--- BEGIN ---

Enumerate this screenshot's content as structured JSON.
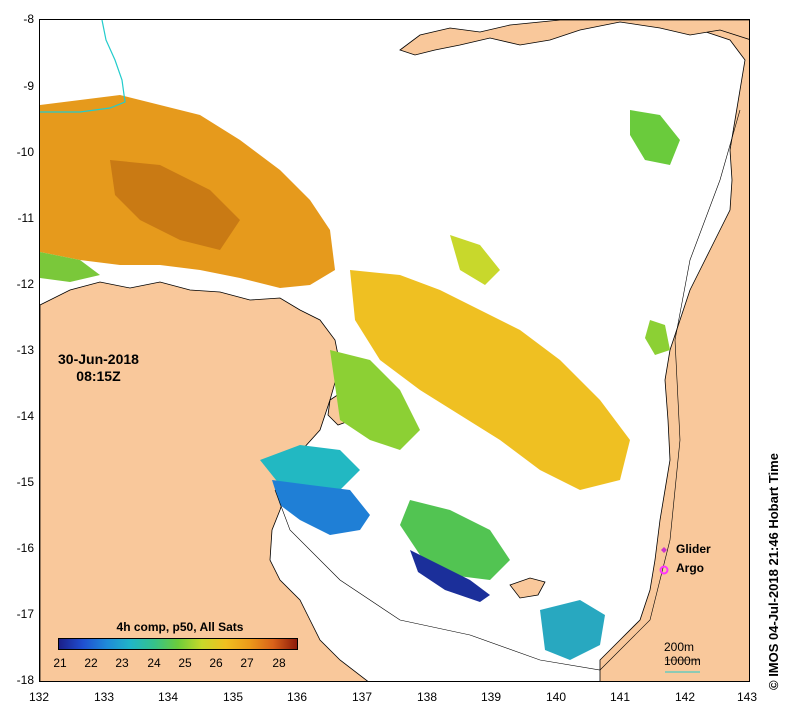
{
  "map": {
    "y_ticks": [
      "-8",
      "-9",
      "-10",
      "-11",
      "-12",
      "-13",
      "-14",
      "-15",
      "-16",
      "-17",
      "-18"
    ],
    "x_ticks": [
      "132",
      "133",
      "134",
      "135",
      "136",
      "137",
      "138",
      "139",
      "140",
      "141",
      "142",
      "143"
    ],
    "date": "30-Jun-2018",
    "time": "08:15Z",
    "legend_title": "4h comp, p50, All Sats",
    "colorbar_ticks": [
      "21",
      "22",
      "23",
      "24",
      "25",
      "26",
      "27",
      "28"
    ],
    "glider_label": "Glider",
    "argo_label": "Argo",
    "depth_200": "200m",
    "depth_1000": "1000m",
    "credit": "© IMOS 04-Jul-2018 21:46 Hobart Time",
    "colors": {
      "land": "#f9c89b",
      "cloud": "#ffffff",
      "glider": "#cc33cc",
      "argo": "#ff33ff"
    }
  }
}
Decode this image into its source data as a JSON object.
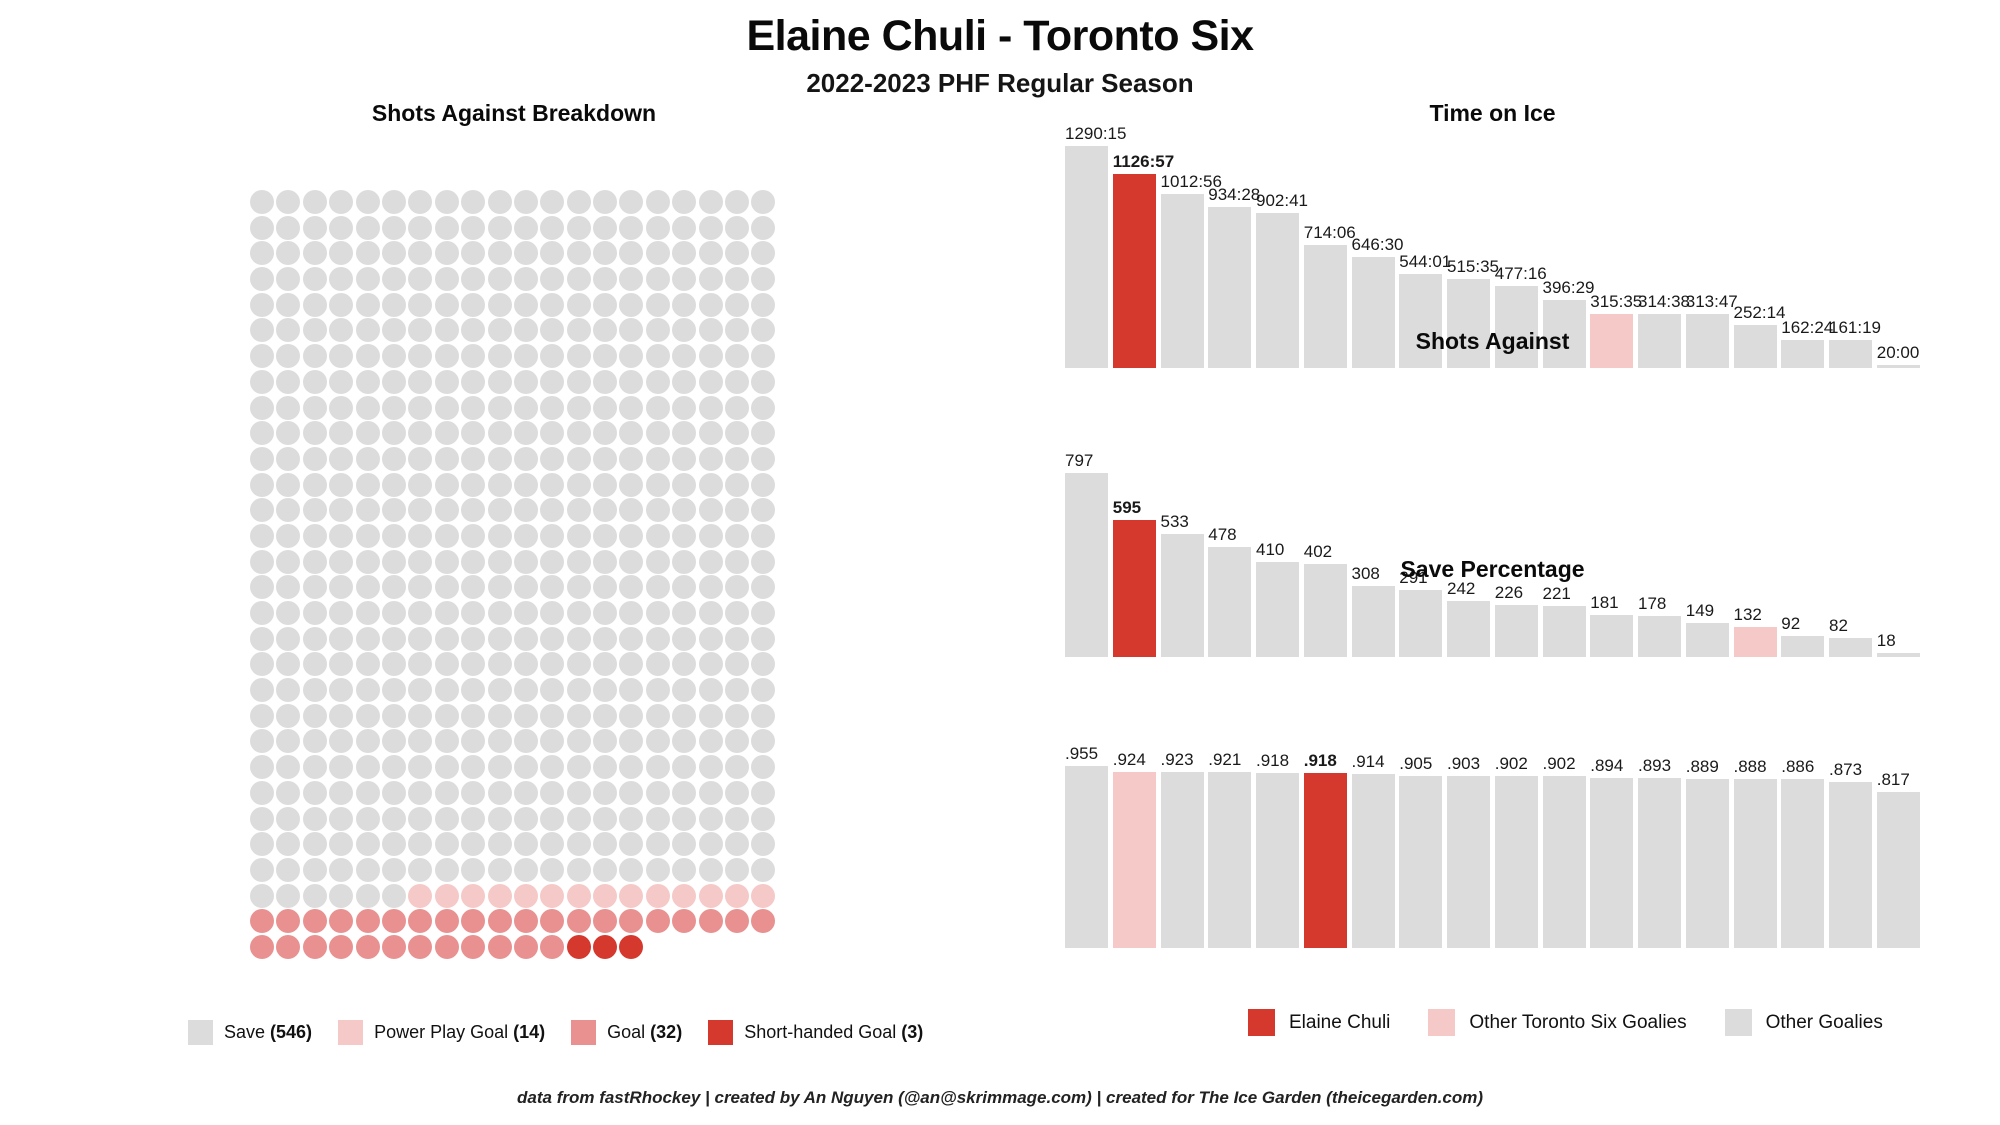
{
  "header": {
    "title": "Elaine Chuli - Toronto Six",
    "subtitle": "2022-2023 PHF Regular Season"
  },
  "footer": "data from fastRhockey | created by An Nguyen (@an@skrimmage.com) | created for The Ice Garden (theicegarden.com)",
  "colors": {
    "elaine_red": "#d5392e",
    "toronto_pink": "#f5c9c7",
    "goal_salmon": "#e89190",
    "other_gray": "#dcdcdc"
  },
  "chart_data": [
    {
      "type": "waffle",
      "title": "Shots Against Breakdown",
      "columns": 20,
      "categories": [
        "Save",
        "Power Play Goal",
        "Goal",
        "Short-handed Goal"
      ],
      "values": [
        546,
        14,
        32,
        3
      ],
      "colors_key": [
        "other_gray",
        "toronto_pink",
        "goal_salmon",
        "elaine_red"
      ],
      "total": 595
    },
    {
      "type": "bar",
      "title": "Time on Ice",
      "labels": [
        "1290:15",
        "1126:57",
        "1012:56",
        "934:28",
        "902:41",
        "714:06",
        "646:30",
        "544:01",
        "515:35",
        "477:16",
        "396:29",
        "315:35",
        "314:38",
        "313:47",
        "252:14",
        "162:24",
        "161:19",
        "20:00"
      ],
      "values": [
        1290.25,
        1126.95,
        1012.93,
        934.47,
        902.68,
        714.1,
        646.5,
        544.02,
        515.58,
        477.27,
        396.48,
        315.58,
        314.63,
        313.78,
        252.23,
        162.4,
        161.32,
        20.0
      ],
      "elaine_index": 1,
      "toronto_pink_index": 11,
      "bold_index": 1,
      "ylim": [
        0,
        1290.25
      ],
      "grid": false,
      "legend_position": "bottom"
    },
    {
      "type": "bar",
      "title": "Shots Against",
      "labels": [
        "797",
        "595",
        "533",
        "478",
        "410",
        "402",
        "308",
        "291",
        "242",
        "226",
        "221",
        "181",
        "178",
        "149",
        "132",
        "92",
        "82",
        "18"
      ],
      "values": [
        797,
        595,
        533,
        478,
        410,
        402,
        308,
        291,
        242,
        226,
        221,
        181,
        178,
        149,
        132,
        92,
        82,
        18
      ],
      "elaine_index": 1,
      "toronto_pink_index": 14,
      "bold_index": 1,
      "ylim": [
        0,
        797
      ],
      "grid": false,
      "legend_position": "bottom"
    },
    {
      "type": "bar",
      "title": "Save Percentage",
      "labels": [
        ".955",
        ".924",
        ".923",
        ".921",
        ".918",
        ".918",
        ".914",
        ".905",
        ".903",
        ".902",
        ".902",
        ".894",
        ".893",
        ".889",
        ".888",
        ".886",
        ".873",
        ".817"
      ],
      "values": [
        0.955,
        0.924,
        0.923,
        0.921,
        0.918,
        0.918,
        0.914,
        0.905,
        0.903,
        0.902,
        0.902,
        0.894,
        0.893,
        0.889,
        0.888,
        0.886,
        0.873,
        0.817
      ],
      "elaine_index": 5,
      "toronto_pink_index": 1,
      "bold_index": 5,
      "ylim": [
        0,
        0.955
      ],
      "grid": false,
      "legend_position": "bottom"
    }
  ],
  "legend_shots": {
    "items": [
      {
        "label": "Save",
        "count": "(546)",
        "color_key": "other_gray"
      },
      {
        "label": "Power Play Goal",
        "count": "(14)",
        "color_key": "toronto_pink"
      },
      {
        "label": "Goal",
        "count": "(32)",
        "color_key": "goal_salmon"
      },
      {
        "label": "Short-handed Goal",
        "count": "(3)",
        "color_key": "elaine_red"
      }
    ]
  },
  "legend_goalies": {
    "items": [
      {
        "label": "Elaine Chuli",
        "color_key": "elaine_red"
      },
      {
        "label": "Other Toronto Six Goalies",
        "color_key": "toronto_pink"
      },
      {
        "label": "Other Goalies",
        "color_key": "other_gray"
      }
    ]
  }
}
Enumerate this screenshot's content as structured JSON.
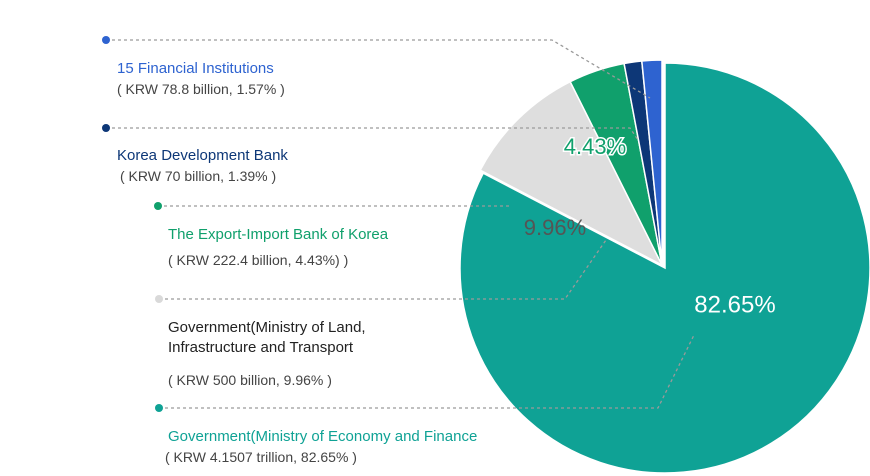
{
  "chart_data": {
    "type": "pie",
    "title": "",
    "slices": [
      {
        "name": "Government(Ministry of Economy and Finance",
        "amount": "( KRW 4.1507 trillion, 82.65% )",
        "value": 82.65,
        "pct_label": "82.65%",
        "color": "#0fa295",
        "label_color": "#0fa295",
        "dot_color": "#0fa295"
      },
      {
        "name": "Government(Ministry of Land, Infrastructure and Transport",
        "amount": "( KRW 500 billion, 9.96% )",
        "value": 9.96,
        "pct_label": "9.96%",
        "color": "#dedede",
        "label_color": "#222222",
        "dot_color": "#d9d9d9"
      },
      {
        "name": "The Export-Import Bank of Korea",
        "amount": "( KRW 222.4 billion, 4.43%) )",
        "value": 4.43,
        "pct_label": "4.43%",
        "color": "#10a06c",
        "label_color": "#10a06c",
        "dot_color": "#10a06c"
      },
      {
        "name": "Korea Development Bank",
        "amount": "( KRW 70 billion, 1.39% )",
        "value": 1.39,
        "pct_label": "",
        "color": "#0d3777",
        "label_color": "#0d3777",
        "dot_color": "#0d3777"
      },
      {
        "name": "15 Financial Institutions",
        "amount": "( KRW 78.8 billion, 1.57% )",
        "value": 1.57,
        "pct_label": "",
        "color": "#2e63d0",
        "label_color": "#2e63d0",
        "dot_color": "#2e63d0"
      }
    ]
  }
}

--- END ---

Task requirements
Pictures are excluded; copy every other part of the records exactly.

Exercise response
Enumerate this screenshot's content as structured JSON.
{
  "map": {
    "y_ticks": [
      "-8",
      "-9",
      "-10",
      "-11",
      "-12",
      "-13",
      "-14",
      "-15",
      "-16",
      "-17",
      "-18"
    ],
    "x_ticks": [
      "132",
      "133",
      "134",
      "135",
      "136",
      "137",
      "138",
      "139",
      "140",
      "141",
      "142",
      "143"
    ],
    "date": "30-Jun-2018",
    "time": "08:15Z",
    "legend_title": "4h comp, p50, All Sats",
    "colorbar_ticks": [
      "21",
      "22",
      "23",
      "24",
      "25",
      "26",
      "27",
      "28"
    ],
    "glider_label": "Glider",
    "argo_label": "Argo",
    "depth_200": "200m",
    "depth_1000": "1000m",
    "credit": "© IMOS 04-Jul-2018 21:46 Hobart Time",
    "colors": {
      "land": "#f9c89b",
      "cloud": "#ffffff",
      "glider": "#cc33cc",
      "argo": "#ff33ff"
    }
  }
}
Decode this image into its source data as a JSON object.
{
  "header": {
    "title": "Elaine Chuli - Toronto Six",
    "subtitle": "2022-2023 PHF Regular Season"
  },
  "footer": "data from fastRhockey | created by An Nguyen (@an@skrimmage.com) | created for The Ice Garden (theicegarden.com)",
  "colors": {
    "elaine_red": "#d5392e",
    "toronto_pink": "#f5c9c7",
    "goal_salmon": "#e89190",
    "other_gray": "#dcdcdc"
  },
  "chart_data": [
    {
      "type": "waffle",
      "title": "Shots Against Breakdown",
      "columns": 20,
      "categories": [
        "Save",
        "Power Play Goal",
        "Goal",
        "Short-handed Goal"
      ],
      "values": [
        546,
        14,
        32,
        3
      ],
      "colors_key": [
        "other_gray",
        "toronto_pink",
        "goal_salmon",
        "elaine_red"
      ],
      "total": 595
    },
    {
      "type": "bar",
      "title": "Time on Ice",
      "labels": [
        "1290:15",
        "1126:57",
        "1012:56",
        "934:28",
        "902:41",
        "714:06",
        "646:30",
        "544:01",
        "515:35",
        "477:16",
        "396:29",
        "315:35",
        "314:38",
        "313:47",
        "252:14",
        "162:24",
        "161:19",
        "20:00"
      ],
      "values": [
        1290.25,
        1126.95,
        1012.93,
        934.47,
        902.68,
        714.1,
        646.5,
        544.02,
        515.58,
        477.27,
        396.48,
        315.58,
        314.63,
        313.78,
        252.23,
        162.4,
        161.32,
        20.0
      ],
      "elaine_index": 1,
      "toronto_pink_index": 11,
      "bold_index": 1,
      "ylim": [
        0,
        1290.25
      ],
      "grid": false,
      "legend_position": "bottom"
    },
    {
      "type": "bar",
      "title": "Shots Against",
      "labels": [
        "797",
        "595",
        "533",
        "478",
        "410",
        "402",
        "308",
        "291",
        "242",
        "226",
        "221",
        "181",
        "178",
        "149",
        "132",
        "92",
        "82",
        "18"
      ],
      "values": [
        797,
        595,
        533,
        478,
        410,
        402,
        308,
        291,
        242,
        226,
        221,
        181,
        178,
        149,
        132,
        92,
        82,
        18
      ],
      "elaine_index": 1,
      "toronto_pink_index": 14,
      "bold_index": 1,
      "ylim": [
        0,
        797
      ],
      "grid": false,
      "legend_position": "bottom"
    },
    {
      "type": "bar",
      "title": "Save Percentage",
      "labels": [
        ".955",
        ".924",
        ".923",
        ".921",
        ".918",
        ".918",
        ".914",
        ".905",
        ".903",
        ".902",
        ".902",
        ".894",
        ".893",
        ".889",
        ".888",
        ".886",
        ".873",
        ".817"
      ],
      "values": [
        0.955,
        0.924,
        0.923,
        0.921,
        0.918,
        0.918,
        0.914,
        0.905,
        0.903,
        0.902,
        0.902,
        0.894,
        0.893,
        0.889,
        0.888,
        0.886,
        0.873,
        0.817
      ],
      "elaine_index": 5,
      "toronto_pink_index": 1,
      "bold_index": 5,
      "ylim": [
        0,
        0.955
      ],
      "grid": false,
      "legend_position": "bottom"
    }
  ],
  "legend_shots": {
    "items": [
      {
        "label": "Save",
        "count": "(546)",
        "color_key": "other_gray"
      },
      {
        "label": "Power Play Goal",
        "count": "(14)",
        "color_key": "toronto_pink"
      },
      {
        "label": "Goal",
        "count": "(32)",
        "color_key": "goal_salmon"
      },
      {
        "label": "Short-handed Goal",
        "count": "(3)",
        "color_key": "elaine_red"
      }
    ]
  },
  "legend_goalies": {
    "items": [
      {
        "label": "Elaine Chuli",
        "color_key": "elaine_red"
      },
      {
        "label": "Other Toronto Six Goalies",
        "color_key": "toronto_pink"
      },
      {
        "label": "Other Goalies",
        "color_key": "other_gray"
      }
    ]
  }
}
Enumerate this screenshot's content as structured JSON.
{
  "chart_data": {
    "type": "pie",
    "title": "",
    "slices": [
      {
        "name": "Government(Ministry of Economy and Finance",
        "amount": "( KRW 4.1507 trillion, 82.65% )",
        "value": 82.65,
        "pct_label": "82.65%",
        "color": "#0fa295",
        "label_color": "#0fa295",
        "dot_color": "#0fa295"
      },
      {
        "name": "Government(Ministry of Land, Infrastructure and Transport",
        "amount": "( KRW 500 billion, 9.96% )",
        "value": 9.96,
        "pct_label": "9.96%",
        "color": "#dedede",
        "label_color": "#222222",
        "dot_color": "#d9d9d9"
      },
      {
        "name": "The Export-Import Bank of Korea",
        "amount": "( KRW 222.4 billion, 4.43%) )",
        "value": 4.43,
        "pct_label": "4.43%",
        "color": "#10a06c",
        "label_color": "#10a06c",
        "dot_color": "#10a06c"
      },
      {
        "name": "Korea Development Bank",
        "amount": "( KRW 70 billion, 1.39% )",
        "value": 1.39,
        "pct_label": "",
        "color": "#0d3777",
        "label_color": "#0d3777",
        "dot_color": "#0d3777"
      },
      {
        "name": "15 Financial Institutions",
        "amount": "( KRW 78.8 billion, 1.57% )",
        "value": 1.57,
        "pct_label": "",
        "color": "#2e63d0",
        "label_color": "#2e63d0",
        "dot_color": "#2e63d0"
      }
    ]
  }
}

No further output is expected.